▶ [Brief]:
Keep every line where the word "will" appears; drop the rest.
>> start
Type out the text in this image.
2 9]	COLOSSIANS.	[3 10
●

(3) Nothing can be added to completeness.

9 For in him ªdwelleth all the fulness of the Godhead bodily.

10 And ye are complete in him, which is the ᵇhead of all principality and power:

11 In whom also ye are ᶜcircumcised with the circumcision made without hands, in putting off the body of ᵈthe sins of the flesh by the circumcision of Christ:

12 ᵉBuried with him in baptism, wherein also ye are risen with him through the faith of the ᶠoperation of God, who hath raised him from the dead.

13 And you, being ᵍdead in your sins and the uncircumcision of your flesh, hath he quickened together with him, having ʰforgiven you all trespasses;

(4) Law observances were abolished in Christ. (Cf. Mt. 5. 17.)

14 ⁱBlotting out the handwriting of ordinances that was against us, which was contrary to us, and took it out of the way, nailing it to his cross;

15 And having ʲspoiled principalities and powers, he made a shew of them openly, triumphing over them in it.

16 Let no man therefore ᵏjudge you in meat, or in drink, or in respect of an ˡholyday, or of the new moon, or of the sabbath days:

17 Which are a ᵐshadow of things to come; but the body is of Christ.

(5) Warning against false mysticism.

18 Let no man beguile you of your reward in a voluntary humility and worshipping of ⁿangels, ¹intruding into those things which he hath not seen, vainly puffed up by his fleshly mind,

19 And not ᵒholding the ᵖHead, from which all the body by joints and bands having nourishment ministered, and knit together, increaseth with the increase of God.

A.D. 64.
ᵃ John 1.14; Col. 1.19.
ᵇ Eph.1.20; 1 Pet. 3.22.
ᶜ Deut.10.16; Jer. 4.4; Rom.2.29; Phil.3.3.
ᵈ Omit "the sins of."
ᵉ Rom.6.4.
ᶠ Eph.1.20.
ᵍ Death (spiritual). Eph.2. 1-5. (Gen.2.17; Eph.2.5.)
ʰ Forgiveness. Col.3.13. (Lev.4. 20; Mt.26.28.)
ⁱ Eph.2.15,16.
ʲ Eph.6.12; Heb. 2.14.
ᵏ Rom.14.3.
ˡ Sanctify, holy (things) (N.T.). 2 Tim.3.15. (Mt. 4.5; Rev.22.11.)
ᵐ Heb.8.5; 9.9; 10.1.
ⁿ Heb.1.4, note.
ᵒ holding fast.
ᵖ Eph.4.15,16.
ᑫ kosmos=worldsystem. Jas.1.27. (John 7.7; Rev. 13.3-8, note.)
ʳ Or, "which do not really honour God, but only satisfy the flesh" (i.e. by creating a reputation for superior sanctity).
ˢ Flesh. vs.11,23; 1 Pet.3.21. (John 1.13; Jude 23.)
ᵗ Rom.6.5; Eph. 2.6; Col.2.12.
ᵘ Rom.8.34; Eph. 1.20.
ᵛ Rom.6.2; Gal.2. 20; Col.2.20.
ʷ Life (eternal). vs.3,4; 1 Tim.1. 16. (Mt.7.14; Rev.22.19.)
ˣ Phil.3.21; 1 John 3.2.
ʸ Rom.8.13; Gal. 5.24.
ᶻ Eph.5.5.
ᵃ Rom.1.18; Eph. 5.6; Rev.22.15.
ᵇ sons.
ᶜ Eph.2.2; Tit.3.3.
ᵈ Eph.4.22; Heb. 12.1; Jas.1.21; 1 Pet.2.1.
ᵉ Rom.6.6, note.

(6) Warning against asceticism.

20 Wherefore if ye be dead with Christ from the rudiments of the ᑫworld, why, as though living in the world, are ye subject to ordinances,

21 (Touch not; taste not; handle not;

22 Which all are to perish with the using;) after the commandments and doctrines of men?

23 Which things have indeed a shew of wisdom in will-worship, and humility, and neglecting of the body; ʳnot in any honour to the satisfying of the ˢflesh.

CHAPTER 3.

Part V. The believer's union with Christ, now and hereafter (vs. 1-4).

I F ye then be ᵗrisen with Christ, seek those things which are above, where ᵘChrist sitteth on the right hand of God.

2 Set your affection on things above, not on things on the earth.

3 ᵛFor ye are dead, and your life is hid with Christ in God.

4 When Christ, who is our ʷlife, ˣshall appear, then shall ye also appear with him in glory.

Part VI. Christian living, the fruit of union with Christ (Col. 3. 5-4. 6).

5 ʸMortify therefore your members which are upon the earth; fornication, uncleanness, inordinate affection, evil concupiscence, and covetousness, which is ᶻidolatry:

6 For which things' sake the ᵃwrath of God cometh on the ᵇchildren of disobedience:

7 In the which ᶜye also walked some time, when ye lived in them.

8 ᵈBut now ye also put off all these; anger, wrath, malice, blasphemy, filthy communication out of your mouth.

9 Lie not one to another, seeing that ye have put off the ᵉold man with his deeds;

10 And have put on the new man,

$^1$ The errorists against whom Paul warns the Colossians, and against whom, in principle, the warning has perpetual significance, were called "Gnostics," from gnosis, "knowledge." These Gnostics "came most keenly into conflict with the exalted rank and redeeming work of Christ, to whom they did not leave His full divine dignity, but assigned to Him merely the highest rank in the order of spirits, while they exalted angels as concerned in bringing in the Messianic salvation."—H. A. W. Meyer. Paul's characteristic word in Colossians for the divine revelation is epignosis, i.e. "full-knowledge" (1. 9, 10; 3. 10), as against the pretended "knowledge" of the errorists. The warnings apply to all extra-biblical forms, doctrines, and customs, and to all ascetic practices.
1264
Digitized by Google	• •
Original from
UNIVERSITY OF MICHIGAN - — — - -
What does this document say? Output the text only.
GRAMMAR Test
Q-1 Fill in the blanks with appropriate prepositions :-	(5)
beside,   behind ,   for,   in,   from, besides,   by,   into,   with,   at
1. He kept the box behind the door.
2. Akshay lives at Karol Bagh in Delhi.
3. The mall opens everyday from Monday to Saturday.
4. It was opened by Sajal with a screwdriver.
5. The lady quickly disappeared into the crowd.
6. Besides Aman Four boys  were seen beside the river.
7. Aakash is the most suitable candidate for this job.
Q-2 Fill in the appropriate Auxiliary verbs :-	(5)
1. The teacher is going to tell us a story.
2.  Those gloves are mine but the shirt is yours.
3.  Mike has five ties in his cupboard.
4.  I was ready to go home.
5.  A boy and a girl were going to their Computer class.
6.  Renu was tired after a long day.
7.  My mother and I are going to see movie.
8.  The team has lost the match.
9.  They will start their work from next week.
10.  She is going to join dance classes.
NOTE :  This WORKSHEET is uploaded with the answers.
>> end
▶ [Correct output]:
23 Which things have indeed a shew of wisdom in will-worship, and humility, and neglecting of the body; ʳnot in any honour to the satisfying of the ˢflesh.
9.  They will start their work from next week.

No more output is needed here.